▸ GIVEN DATA:
_ _ _

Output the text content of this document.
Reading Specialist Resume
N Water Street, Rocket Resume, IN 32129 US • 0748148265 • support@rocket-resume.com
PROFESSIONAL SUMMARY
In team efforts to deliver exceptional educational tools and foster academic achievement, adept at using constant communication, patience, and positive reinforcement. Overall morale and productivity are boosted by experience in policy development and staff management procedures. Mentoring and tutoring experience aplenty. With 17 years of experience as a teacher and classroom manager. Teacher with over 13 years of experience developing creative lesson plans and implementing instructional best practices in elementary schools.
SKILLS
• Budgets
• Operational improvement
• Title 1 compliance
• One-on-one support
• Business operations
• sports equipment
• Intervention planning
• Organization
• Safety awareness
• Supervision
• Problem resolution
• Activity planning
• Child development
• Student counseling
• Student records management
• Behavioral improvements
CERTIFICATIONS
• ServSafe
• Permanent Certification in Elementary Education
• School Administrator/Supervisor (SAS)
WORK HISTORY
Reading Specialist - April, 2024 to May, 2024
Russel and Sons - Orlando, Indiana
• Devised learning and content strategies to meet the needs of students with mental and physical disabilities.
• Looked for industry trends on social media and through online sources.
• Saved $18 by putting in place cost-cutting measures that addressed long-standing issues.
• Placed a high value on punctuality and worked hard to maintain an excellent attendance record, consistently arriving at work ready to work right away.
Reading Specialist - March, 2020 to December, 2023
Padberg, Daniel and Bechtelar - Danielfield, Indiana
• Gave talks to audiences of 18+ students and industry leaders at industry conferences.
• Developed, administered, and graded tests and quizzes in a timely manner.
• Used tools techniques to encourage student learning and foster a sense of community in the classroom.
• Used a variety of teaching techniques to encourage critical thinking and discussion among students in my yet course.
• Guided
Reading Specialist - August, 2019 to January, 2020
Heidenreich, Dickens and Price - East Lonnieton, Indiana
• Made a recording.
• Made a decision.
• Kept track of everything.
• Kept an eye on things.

_ _ _

▸ CHALLENGE: Write out the material exactly as given.

▸ ANSWER FOR THIS EXERCISE:
Output the text content of this document.
Reading Specialist Resume
N Water Street, Rocket Resume, IN 32129 US • 0748148265 • support@rocket-resume.com
PROFESSIONAL SUMMARY
In team efforts to deliver exceptional educational tools and foster academic achievement, adept at using constant communication, patience, and positive reinforcement. Overall morale and productivity are boosted by experience in policy development and staff management procedures. Mentoring and tutoring experience aplenty. With 17 years of experience as a teacher and classroom manager. Teacher with over 13 years of experience developing creative lesson plans and implementing instructional best practices in elementary schools.
SKILLS
• Budgets
• Operational improvement
• Title 1 compliance
• One-on-one support
• Business operations
• sports equipment
• Intervention planning
• Organization
• Safety awareness
• Supervision
• Problem resolution
• Activity planning
• Child development
• Student counseling
• Student records management
• Behavioral improvements
CERTIFICATIONS
• ServSafe
• Permanent Certification in Elementary Education
• School Administrator/Supervisor (SAS)
WORK HISTORY
Reading Specialist - April, 2024 to May, 2024
Russel and Sons - Orlando, Indiana
• Devised learning and content strategies to meet the needs of students with mental and physical disabilities.
• Looked for industry trends on social media and through online sources.
• Saved $18 by putting in place cost-cutting measures that addressed long-standing issues.
• Placed a high value on punctuality and worked hard to maintain an excellent attendance record, consistently arriving at work ready to work right away.
Reading Specialist - March, 2020 to December, 2023
Padberg, Daniel and Bechtelar - Danielfield, Indiana
• Gave talks to audiences of 18+ students and industry leaders at industry conferences.
• Developed, administered, and graded tests and quizzes in a timely manner.
• Used tools techniques to encourage student learning and foster a sense of community in the classroom.
• Used a variety of teaching techniques to encourage critical thinking and discussion among students in my yet course.
• Guided
Reading Specialist - August, 2019 to January, 2020
Heidenreich, Dickens and Price - East Lonnieton, Indiana
• Made a recording.
• Made a decision.
• Kept track of everything.
• Kept an eye on things.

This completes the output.